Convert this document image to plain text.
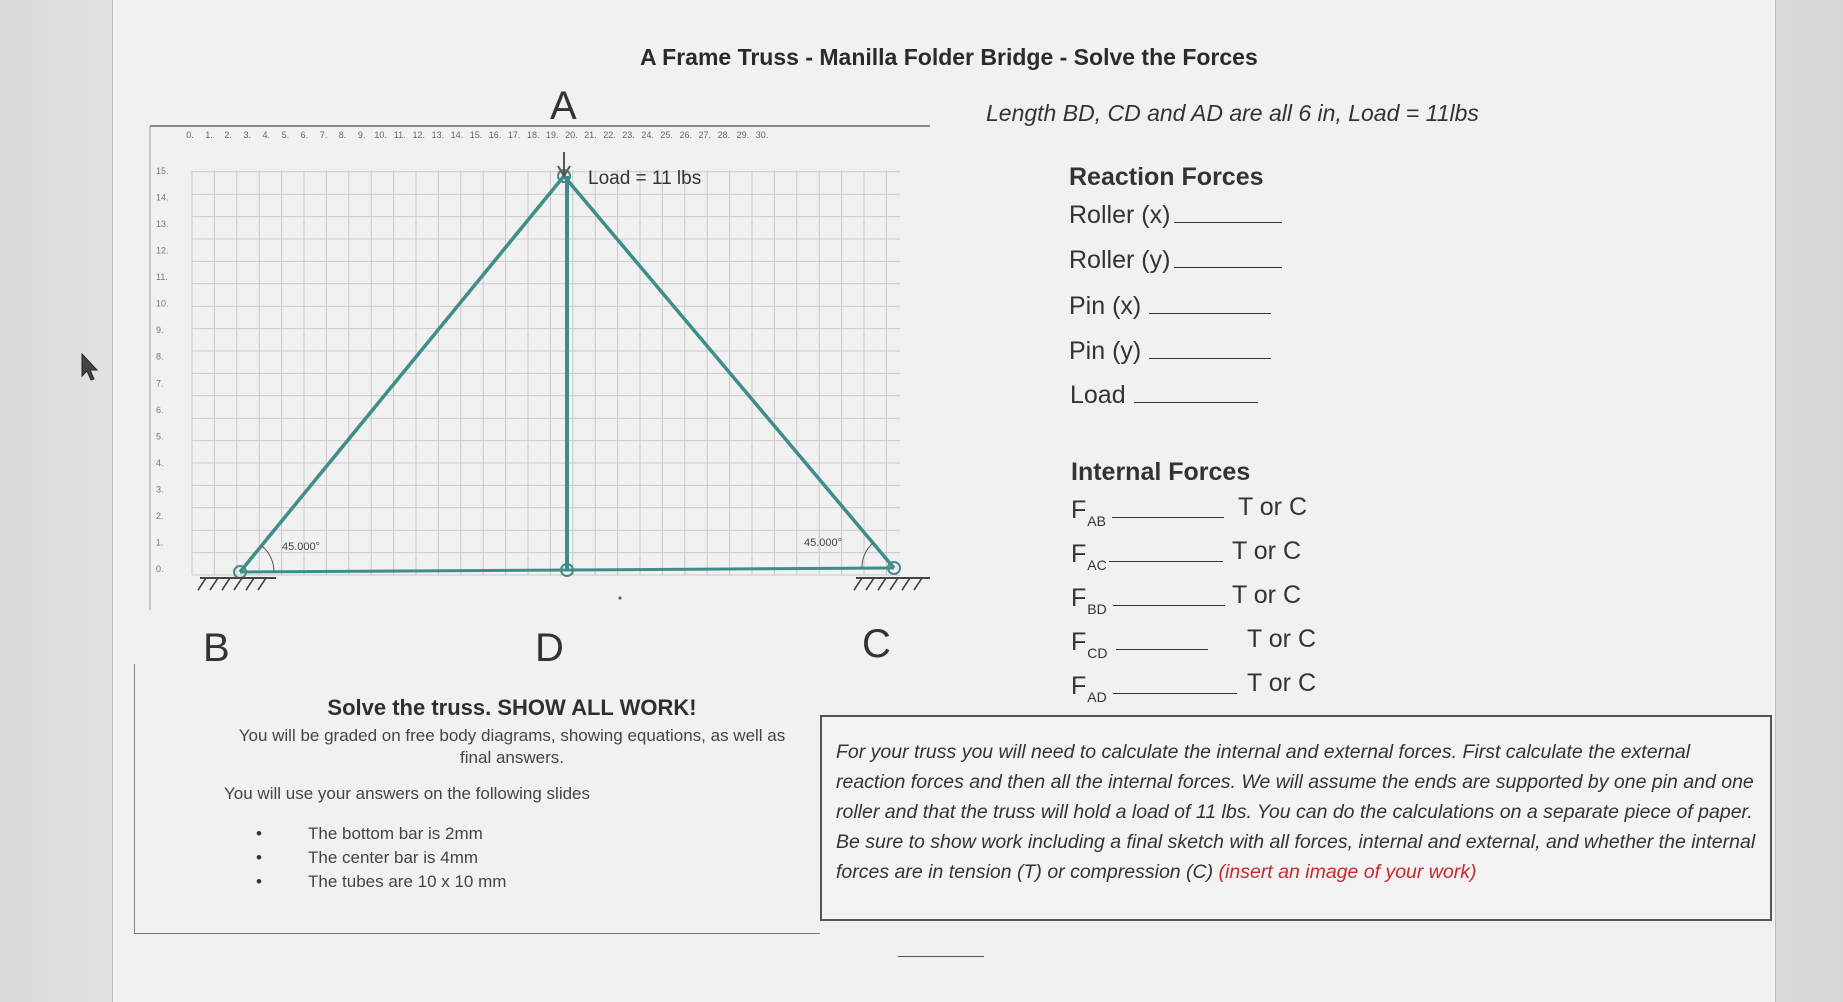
A Frame Truss - Manilla Folder Bridge - Solve the Forces
Length BD, CD and AD are all 6 in, Load = 11lbs
0. 1. 2. 3. 4. 5. 6. 7. 8. 9. 10. 11. 12. 13. 14. 15. 16. 17. 18. 19. 20. 21. 22. 23. 24. 25. 26. 27. 28. 29. 30.
15.
14.
13.
12.
11.
10.
9.
8.
7.
6.
5.
4.
3.
2.
1.
0.
45.000°	45.000°
Load = 11 lbs
A
B	D	C
Reaction Forces
Roller (x)
Roller (y)
Pin (x)
Pin (y)
Load
Internal Forces
$F_{AB}$	T or C
$F_{AC}$	T or C
$F_{BD}$	T or C
$F_{CD}$	T or C
$F_{AD}$	T or C
Solve the truss. SHOW ALL WORK!
You will be graded on free body diagrams, showing equations, as well as final answers.
You will use your answers on the following slides
• The bottom bar is 2mm
• The center bar is 4mm
• The tubes are 10 x 10 mm

For your truss you will need to calculate the internal and external forces. First calculate the external reaction forces and then all the internal forces. We will assume the ends are supported by one pin and one roller and that the truss will hold a load of 11 lbs. You can do the calculations on a separate piece of paper. Be sure to show work including a final sketch with all forces, internal and external, and whether the internal forces are in tension (T) or compression (C) (insert an image of your work)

◆ ◆ ◆ ◆ ◆

Requirements ▸ All records must be output exactly as they are, except for the pictures, which are left out.

Solved problem ▸
Convert this document image to plain text.
A Frame Truss - Manilla Folder Bridge - Solve the Forces
Length BD, CD and AD are all 6 in, Load = 11lbs
0. 1. 2. 3. 4. 5. 6. 7. 8. 9. 10. 11. 12. 13. 14. 15. 16. 17. 18. 19. 20. 21. 22. 23. 24. 25. 26. 27. 28. 29. 30.
15.
14.
13.
12.
11.
10.
9.
8.
7.
6.
5.
4.
3.
2.
1.
0.
45.000°	45.000°
Load = 11 lbs
A
B	D	C
Reaction Forces
Roller (x)
Roller (y)
Pin (x)
Pin (y)
Load
Internal Forces
$F_{AB}$	T or C
$F_{AC}$	T or C
$F_{BD}$	T or C
$F_{CD}$	T or C
$F_{AD}$	T or C
Solve the truss. SHOW ALL WORK!
You will be graded on free body diagrams, showing equations, as well as final answers.
You will use your answers on the following slides
• The bottom bar is 2mm
• The center bar is 4mm
• The tubes are 10 x 10 mm

For your truss you will need to calculate the internal and external forces. First calculate the external reaction forces and then all the internal forces. We will assume the ends are supported by one pin and one roller and that the truss will hold a load of 11 lbs. You can do the calculations on a separate piece of paper. Be sure to show work including a final sketch with all forces, internal and external, and whether the internal forces are in tension (T) or compression (C) (insert an image of your work)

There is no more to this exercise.